##### Stored data

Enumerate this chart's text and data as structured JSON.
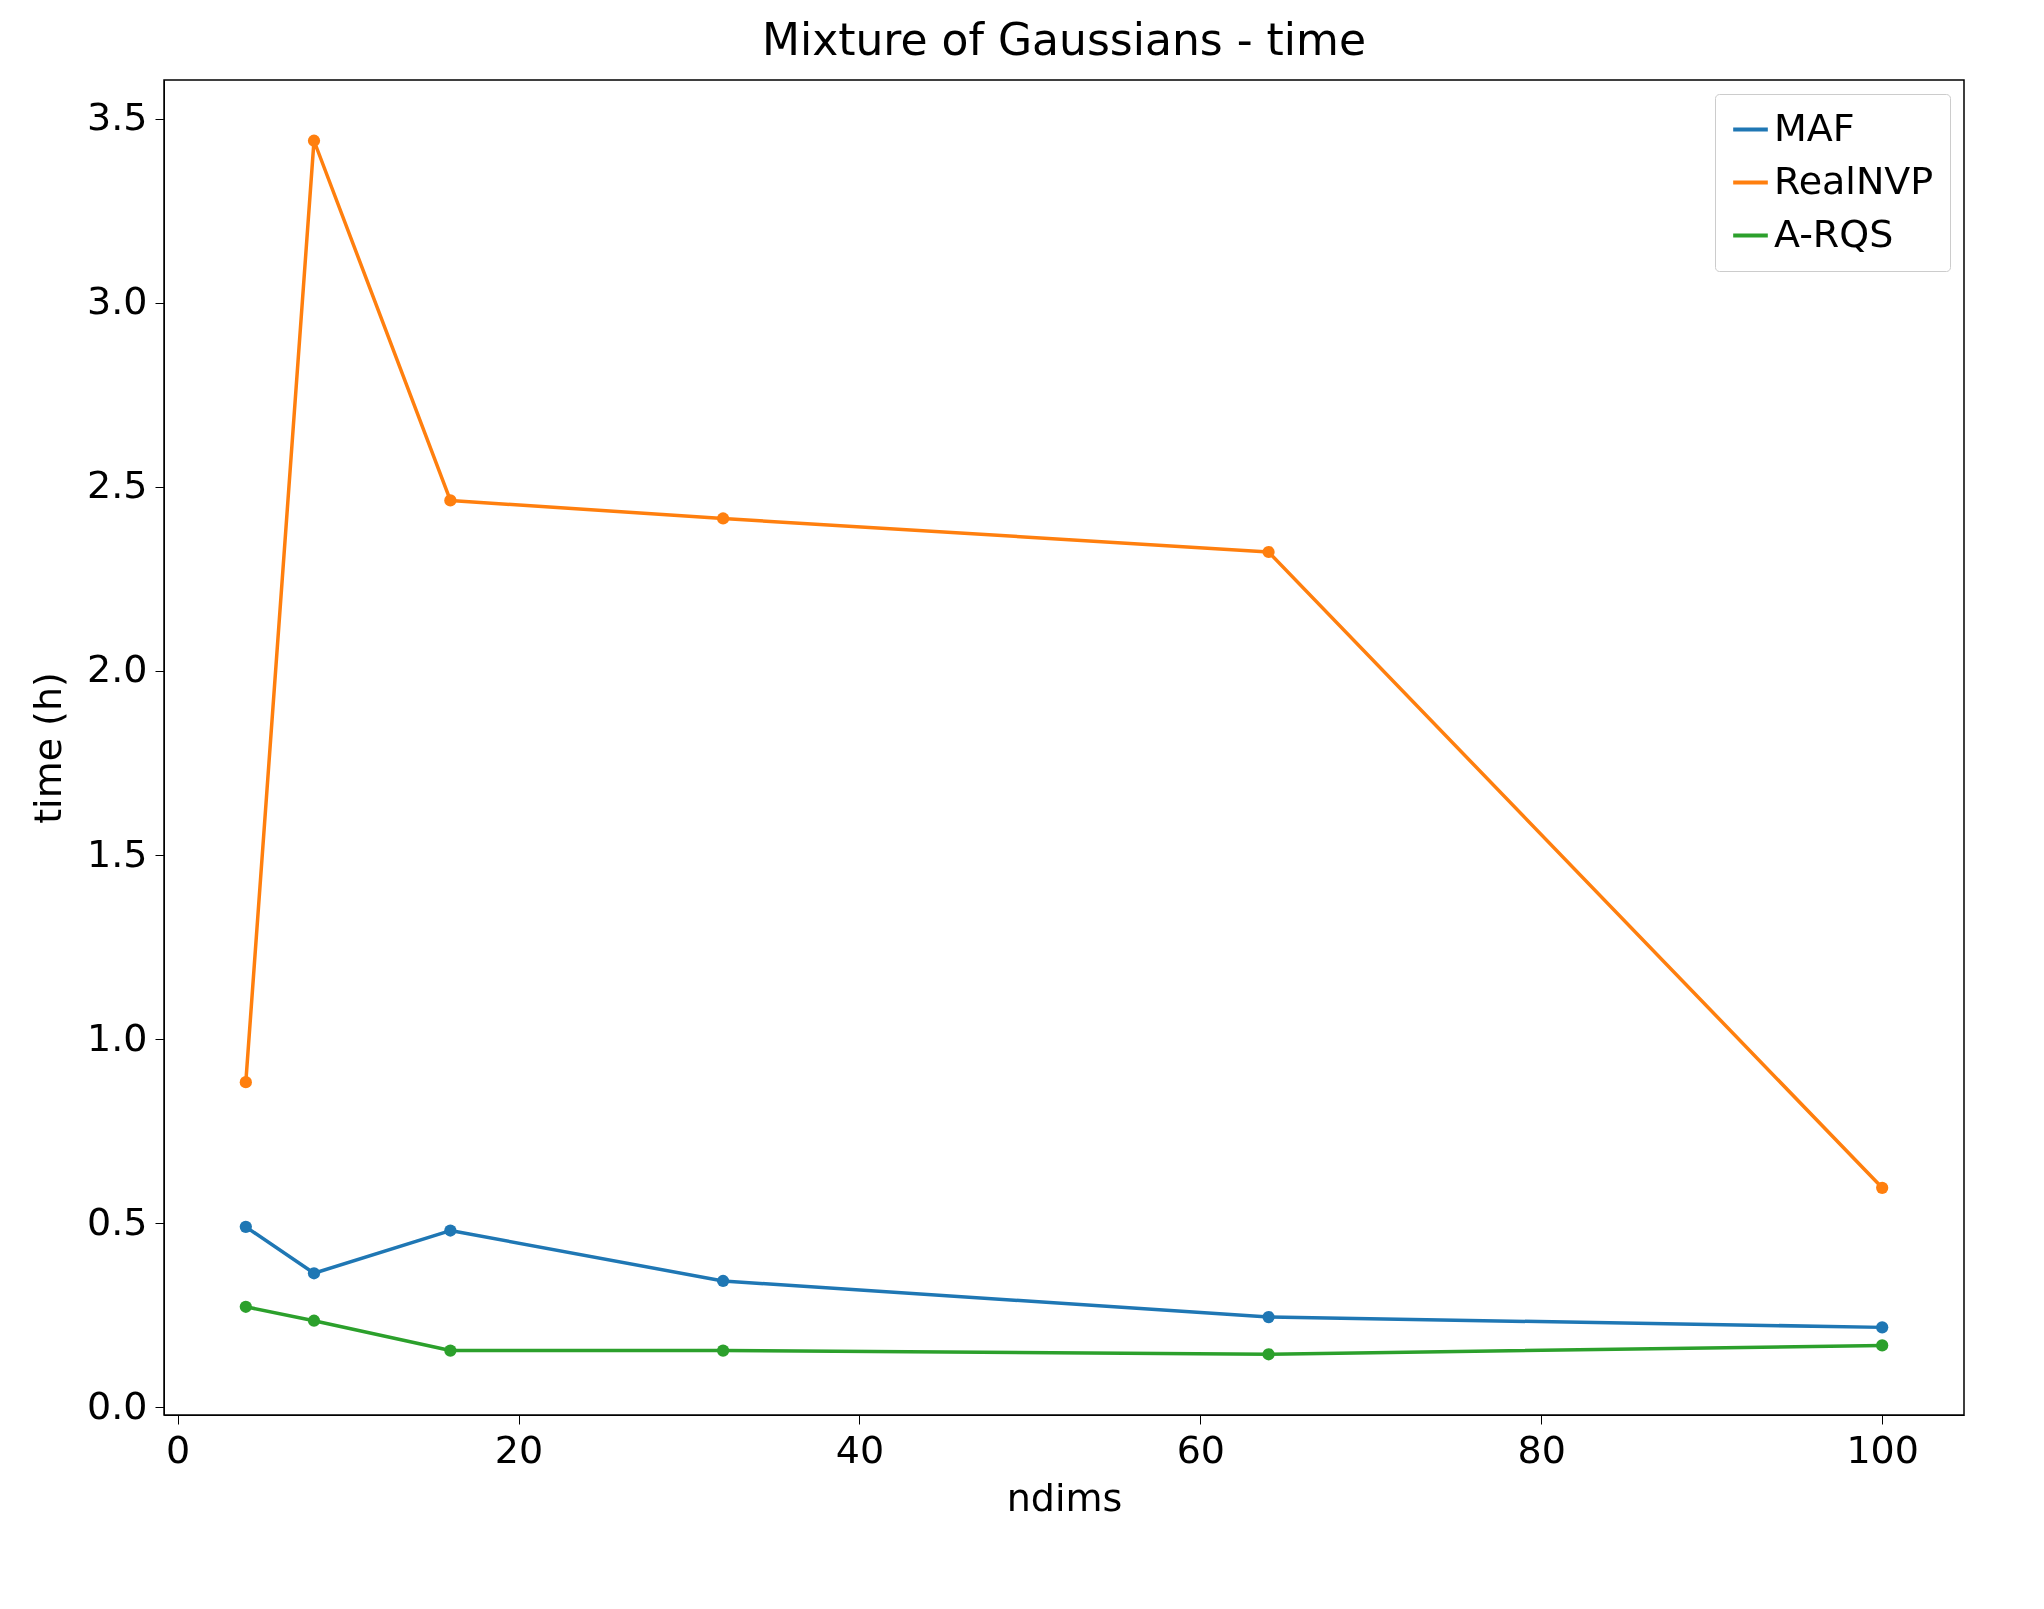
{
  "chart_data": {
    "type": "line",
    "title": "Mixture of Gaussians - time",
    "xlabel": "ndims",
    "ylabel": "time (h)",
    "x": [
      4,
      8,
      16,
      32,
      64,
      100
    ],
    "series": [
      {
        "name": "MAF",
        "color": "#1f77b4",
        "values": [
          0.49,
          0.364,
          0.48,
          0.343,
          0.245,
          0.217
        ]
      },
      {
        "name": "RealNVP",
        "color": "#ff7f0e",
        "values": [
          0.883,
          3.44,
          2.463,
          2.414,
          2.323,
          0.596
        ]
      },
      {
        "name": "A-RQS",
        "color": "#2ca02c",
        "values": [
          0.273,
          0.235,
          0.154,
          0.154,
          0.144,
          0.168
        ]
      }
    ],
    "xlim": [
      -0.8,
      104.8
    ],
    "xticks": [
      0,
      20,
      40,
      60,
      80,
      100
    ],
    "ylim": [
      -0.021,
      3.605
    ],
    "yticks": [
      {
        "value": 0,
        "label": "0.0"
      },
      0.5,
      {
        "value": 1,
        "label": "1.0"
      },
      1.5,
      {
        "value": 2,
        "label": "2.0"
      },
      2.5,
      {
        "value": 3,
        "label": "3.0"
      },
      3.5
    ],
    "marker": "circle",
    "line_style": "solid",
    "legend": "top right",
    "grid": false
  }
}
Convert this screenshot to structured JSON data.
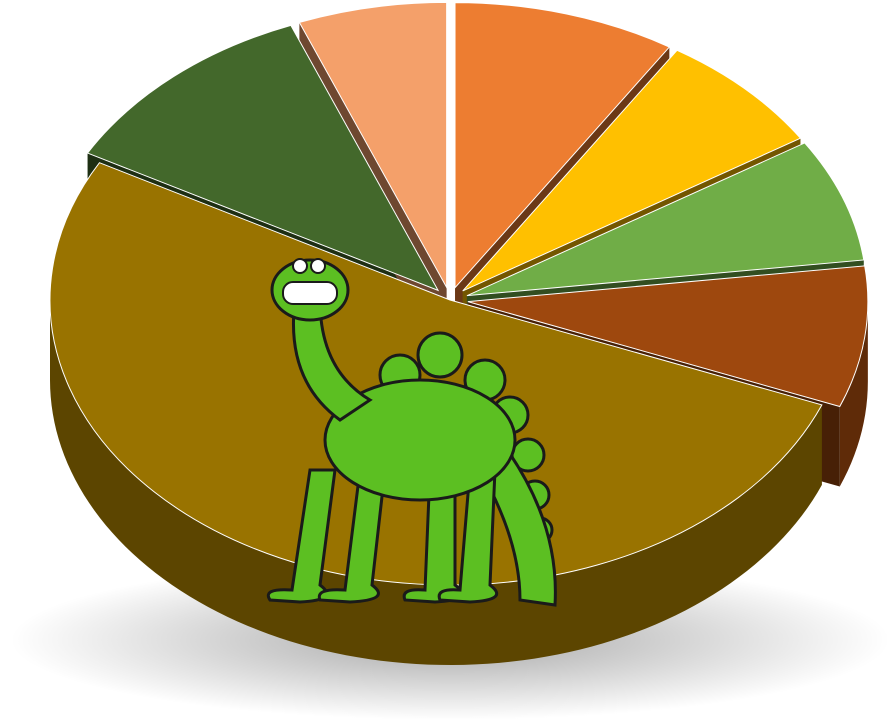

##########

Wherever "time" shows up in a line, copy that line.

    "title": "Mixture of Gaussians - time",
    "ylabel": "time (h)",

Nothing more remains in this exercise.